> [What is asked]: Locate all lines with the word "ratón" and copy them out.

> [Records shown]:

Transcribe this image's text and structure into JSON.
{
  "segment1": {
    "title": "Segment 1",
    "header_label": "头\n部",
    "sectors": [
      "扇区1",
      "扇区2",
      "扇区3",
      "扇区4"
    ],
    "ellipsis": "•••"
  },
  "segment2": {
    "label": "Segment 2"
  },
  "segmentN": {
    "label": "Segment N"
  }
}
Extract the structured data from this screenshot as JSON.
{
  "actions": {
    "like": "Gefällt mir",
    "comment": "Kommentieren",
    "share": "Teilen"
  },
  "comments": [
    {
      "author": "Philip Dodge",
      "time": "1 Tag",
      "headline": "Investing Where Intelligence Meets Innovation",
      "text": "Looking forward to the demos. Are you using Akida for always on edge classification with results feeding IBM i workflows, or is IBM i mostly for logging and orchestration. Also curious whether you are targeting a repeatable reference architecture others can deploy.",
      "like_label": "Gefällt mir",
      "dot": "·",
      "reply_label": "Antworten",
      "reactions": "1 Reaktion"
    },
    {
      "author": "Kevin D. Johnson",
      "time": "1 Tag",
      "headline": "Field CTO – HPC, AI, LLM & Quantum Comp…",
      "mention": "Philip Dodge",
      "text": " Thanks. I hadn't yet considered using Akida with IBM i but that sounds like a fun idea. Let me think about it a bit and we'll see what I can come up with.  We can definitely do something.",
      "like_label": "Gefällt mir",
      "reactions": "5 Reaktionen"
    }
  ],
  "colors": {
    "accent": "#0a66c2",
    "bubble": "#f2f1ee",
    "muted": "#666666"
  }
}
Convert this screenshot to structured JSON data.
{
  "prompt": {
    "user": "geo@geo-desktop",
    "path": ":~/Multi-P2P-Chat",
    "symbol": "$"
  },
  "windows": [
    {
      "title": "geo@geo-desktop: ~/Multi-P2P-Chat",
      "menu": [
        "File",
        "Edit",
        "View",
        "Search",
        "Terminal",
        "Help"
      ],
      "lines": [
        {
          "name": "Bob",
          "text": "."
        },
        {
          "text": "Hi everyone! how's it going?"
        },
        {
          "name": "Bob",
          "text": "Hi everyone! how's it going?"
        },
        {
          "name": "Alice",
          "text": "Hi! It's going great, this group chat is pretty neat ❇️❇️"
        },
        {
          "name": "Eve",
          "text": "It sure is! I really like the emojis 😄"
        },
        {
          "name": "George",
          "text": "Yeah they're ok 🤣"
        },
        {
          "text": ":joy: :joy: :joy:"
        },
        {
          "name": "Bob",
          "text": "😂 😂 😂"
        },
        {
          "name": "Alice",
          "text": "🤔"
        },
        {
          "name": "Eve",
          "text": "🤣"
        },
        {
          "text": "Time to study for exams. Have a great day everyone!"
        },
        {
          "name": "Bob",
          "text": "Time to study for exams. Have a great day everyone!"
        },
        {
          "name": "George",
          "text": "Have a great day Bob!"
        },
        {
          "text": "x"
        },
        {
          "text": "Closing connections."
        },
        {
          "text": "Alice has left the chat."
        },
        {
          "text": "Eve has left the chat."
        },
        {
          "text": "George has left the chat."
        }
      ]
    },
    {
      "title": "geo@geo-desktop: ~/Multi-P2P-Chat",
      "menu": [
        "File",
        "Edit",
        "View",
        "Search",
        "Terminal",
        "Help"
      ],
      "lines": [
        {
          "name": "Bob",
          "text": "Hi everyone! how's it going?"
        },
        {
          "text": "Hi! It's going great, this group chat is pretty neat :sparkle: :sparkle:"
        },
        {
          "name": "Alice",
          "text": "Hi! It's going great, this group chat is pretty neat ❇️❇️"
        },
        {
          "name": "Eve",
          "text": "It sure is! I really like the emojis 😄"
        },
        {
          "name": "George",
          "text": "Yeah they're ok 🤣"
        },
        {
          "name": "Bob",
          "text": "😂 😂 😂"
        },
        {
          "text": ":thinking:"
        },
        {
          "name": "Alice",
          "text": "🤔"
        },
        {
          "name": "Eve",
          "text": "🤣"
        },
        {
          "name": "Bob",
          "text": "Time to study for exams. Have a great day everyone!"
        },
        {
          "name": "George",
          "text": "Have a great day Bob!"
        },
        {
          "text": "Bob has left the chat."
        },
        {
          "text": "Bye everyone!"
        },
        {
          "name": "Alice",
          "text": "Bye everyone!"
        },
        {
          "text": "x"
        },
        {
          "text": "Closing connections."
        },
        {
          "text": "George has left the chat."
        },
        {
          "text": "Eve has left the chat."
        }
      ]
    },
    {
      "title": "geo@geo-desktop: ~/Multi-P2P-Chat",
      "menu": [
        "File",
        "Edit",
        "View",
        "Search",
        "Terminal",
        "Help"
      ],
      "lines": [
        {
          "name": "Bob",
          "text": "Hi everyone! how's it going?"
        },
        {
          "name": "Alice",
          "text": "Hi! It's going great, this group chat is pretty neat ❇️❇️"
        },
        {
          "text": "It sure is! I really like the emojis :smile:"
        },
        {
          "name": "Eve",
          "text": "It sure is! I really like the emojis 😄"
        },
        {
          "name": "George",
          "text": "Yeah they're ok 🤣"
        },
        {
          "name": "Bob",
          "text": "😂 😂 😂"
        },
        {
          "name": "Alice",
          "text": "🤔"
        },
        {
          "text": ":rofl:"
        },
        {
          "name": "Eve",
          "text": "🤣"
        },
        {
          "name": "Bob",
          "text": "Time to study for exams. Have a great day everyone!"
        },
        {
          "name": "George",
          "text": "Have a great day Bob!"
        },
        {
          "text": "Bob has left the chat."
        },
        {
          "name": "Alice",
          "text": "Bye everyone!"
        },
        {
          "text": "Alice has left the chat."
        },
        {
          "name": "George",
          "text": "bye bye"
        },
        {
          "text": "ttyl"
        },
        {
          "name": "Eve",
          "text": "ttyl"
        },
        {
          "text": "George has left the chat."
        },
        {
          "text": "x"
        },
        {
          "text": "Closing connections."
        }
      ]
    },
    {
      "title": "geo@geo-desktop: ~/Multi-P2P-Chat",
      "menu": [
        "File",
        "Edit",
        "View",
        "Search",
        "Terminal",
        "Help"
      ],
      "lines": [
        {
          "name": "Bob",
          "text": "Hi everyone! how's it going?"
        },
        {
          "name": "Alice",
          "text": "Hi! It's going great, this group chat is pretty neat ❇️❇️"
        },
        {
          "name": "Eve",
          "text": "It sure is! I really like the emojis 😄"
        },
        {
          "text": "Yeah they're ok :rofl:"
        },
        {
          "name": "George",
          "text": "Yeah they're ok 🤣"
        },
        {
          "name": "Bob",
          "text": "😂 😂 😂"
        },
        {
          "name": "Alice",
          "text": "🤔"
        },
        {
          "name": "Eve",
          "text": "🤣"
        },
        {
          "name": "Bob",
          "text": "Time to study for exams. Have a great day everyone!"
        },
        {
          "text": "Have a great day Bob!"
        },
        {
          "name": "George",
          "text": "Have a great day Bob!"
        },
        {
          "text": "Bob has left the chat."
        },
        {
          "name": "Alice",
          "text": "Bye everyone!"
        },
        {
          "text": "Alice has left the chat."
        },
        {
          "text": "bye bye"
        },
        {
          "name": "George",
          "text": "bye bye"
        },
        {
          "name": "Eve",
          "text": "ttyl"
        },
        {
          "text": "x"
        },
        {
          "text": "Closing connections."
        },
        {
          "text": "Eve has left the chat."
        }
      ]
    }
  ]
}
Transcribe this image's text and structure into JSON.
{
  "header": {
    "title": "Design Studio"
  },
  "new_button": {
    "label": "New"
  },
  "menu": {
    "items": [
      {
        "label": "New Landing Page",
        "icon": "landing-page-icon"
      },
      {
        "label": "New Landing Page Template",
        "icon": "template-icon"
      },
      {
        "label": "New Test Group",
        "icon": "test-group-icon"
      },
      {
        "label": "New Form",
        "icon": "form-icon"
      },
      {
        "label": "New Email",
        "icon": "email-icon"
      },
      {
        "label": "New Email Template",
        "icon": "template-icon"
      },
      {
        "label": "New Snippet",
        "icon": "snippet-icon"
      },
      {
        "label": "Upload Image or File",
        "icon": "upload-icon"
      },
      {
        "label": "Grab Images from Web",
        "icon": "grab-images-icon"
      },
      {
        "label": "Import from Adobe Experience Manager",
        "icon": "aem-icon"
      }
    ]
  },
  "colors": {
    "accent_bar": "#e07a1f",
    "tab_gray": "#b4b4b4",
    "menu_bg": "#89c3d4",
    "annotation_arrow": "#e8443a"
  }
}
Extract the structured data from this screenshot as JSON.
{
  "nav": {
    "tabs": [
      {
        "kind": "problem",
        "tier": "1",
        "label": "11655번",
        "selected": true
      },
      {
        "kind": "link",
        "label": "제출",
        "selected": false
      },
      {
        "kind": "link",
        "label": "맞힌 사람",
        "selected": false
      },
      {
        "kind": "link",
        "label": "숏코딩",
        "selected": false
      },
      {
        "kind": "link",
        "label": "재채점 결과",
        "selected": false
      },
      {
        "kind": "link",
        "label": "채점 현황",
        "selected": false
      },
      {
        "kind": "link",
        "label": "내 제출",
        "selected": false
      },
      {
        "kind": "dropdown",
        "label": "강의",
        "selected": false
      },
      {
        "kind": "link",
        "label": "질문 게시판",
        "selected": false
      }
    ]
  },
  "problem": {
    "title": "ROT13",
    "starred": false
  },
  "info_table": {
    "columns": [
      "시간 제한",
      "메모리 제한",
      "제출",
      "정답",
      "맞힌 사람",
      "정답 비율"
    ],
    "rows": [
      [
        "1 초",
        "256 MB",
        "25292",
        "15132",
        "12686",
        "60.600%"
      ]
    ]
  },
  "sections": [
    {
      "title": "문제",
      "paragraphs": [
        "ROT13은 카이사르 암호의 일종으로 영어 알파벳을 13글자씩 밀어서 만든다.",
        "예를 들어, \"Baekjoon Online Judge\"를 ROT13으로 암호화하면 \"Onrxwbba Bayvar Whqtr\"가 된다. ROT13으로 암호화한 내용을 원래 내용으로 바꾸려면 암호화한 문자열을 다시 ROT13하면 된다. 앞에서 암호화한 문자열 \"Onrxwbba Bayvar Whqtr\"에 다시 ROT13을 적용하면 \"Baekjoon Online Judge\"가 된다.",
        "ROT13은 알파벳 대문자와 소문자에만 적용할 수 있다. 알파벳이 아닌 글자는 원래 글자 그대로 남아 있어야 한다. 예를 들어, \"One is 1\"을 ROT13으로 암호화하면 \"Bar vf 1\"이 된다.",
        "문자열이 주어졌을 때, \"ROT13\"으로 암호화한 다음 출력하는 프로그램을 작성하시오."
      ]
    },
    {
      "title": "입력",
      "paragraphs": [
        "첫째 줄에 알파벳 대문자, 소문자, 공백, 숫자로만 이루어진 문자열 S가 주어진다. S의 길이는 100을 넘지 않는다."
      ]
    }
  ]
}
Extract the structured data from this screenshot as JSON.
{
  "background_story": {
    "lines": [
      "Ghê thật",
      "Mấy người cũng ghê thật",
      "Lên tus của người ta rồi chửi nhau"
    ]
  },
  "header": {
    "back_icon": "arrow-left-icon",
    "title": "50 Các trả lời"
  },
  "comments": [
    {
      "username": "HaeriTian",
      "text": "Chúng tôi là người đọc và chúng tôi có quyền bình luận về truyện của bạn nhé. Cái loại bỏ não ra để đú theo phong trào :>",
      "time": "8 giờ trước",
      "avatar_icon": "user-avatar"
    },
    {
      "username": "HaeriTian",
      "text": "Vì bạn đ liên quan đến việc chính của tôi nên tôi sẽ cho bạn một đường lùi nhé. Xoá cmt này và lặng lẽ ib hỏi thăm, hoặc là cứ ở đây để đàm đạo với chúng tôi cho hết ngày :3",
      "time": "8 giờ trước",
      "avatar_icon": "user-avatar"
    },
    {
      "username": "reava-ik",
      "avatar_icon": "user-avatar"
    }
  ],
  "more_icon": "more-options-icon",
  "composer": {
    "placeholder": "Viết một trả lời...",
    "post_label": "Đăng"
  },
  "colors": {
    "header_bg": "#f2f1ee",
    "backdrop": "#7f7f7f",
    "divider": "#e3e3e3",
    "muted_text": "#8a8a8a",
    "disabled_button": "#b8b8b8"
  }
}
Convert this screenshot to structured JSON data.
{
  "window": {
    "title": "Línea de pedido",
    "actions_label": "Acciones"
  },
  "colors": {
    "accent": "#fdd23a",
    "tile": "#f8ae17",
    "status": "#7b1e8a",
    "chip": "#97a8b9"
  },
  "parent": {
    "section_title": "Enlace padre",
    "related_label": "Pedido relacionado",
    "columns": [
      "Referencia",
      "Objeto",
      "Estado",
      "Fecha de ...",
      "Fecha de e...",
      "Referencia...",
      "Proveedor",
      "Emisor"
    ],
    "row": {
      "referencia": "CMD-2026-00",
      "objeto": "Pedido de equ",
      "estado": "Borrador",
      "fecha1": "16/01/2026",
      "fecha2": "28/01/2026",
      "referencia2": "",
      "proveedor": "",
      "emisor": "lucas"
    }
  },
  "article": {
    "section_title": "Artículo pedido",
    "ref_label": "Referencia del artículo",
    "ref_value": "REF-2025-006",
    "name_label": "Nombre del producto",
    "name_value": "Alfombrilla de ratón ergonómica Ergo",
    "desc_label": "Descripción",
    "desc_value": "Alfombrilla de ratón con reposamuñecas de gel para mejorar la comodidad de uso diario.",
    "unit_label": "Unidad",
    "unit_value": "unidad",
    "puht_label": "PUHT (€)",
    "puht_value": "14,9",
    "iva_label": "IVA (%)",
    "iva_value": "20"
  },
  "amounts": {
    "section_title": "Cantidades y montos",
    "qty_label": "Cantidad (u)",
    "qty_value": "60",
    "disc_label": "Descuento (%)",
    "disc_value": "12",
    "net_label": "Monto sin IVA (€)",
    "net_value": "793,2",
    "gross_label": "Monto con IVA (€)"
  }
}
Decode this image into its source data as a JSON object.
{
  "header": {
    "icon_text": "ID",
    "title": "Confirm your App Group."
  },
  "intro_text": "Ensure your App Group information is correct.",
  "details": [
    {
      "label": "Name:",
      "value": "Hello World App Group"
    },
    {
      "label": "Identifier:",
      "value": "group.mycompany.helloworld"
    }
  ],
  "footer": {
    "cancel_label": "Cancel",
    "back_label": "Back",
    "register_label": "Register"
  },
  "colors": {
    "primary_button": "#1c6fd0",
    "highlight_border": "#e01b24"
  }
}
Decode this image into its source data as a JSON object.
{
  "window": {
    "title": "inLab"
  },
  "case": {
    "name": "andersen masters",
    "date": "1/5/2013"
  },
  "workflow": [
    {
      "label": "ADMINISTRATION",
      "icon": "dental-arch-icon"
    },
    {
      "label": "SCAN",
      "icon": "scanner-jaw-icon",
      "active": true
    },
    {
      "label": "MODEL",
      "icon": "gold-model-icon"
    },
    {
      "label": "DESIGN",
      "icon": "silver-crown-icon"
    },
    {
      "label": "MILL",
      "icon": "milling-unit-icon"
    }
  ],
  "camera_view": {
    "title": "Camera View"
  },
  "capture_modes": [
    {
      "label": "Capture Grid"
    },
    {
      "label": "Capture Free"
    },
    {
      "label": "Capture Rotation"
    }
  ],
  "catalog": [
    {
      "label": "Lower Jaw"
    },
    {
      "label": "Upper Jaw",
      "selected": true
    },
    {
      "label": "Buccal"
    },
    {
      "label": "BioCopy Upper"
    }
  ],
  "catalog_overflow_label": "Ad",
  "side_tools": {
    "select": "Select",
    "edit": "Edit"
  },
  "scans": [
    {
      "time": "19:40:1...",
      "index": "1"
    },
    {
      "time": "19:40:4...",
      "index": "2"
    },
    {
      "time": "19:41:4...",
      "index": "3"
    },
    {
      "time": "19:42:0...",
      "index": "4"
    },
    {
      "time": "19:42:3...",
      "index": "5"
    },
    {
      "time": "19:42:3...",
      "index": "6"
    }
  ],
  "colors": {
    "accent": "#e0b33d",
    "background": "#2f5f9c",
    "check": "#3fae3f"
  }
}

> [Expected answer]:
    "name_value": "Alfombrilla de ratón ergonómica Ergo",
    "desc_value": "Alfombrilla de ratón con reposamuñecas de gel para mejorar la comodidad de uso diario.",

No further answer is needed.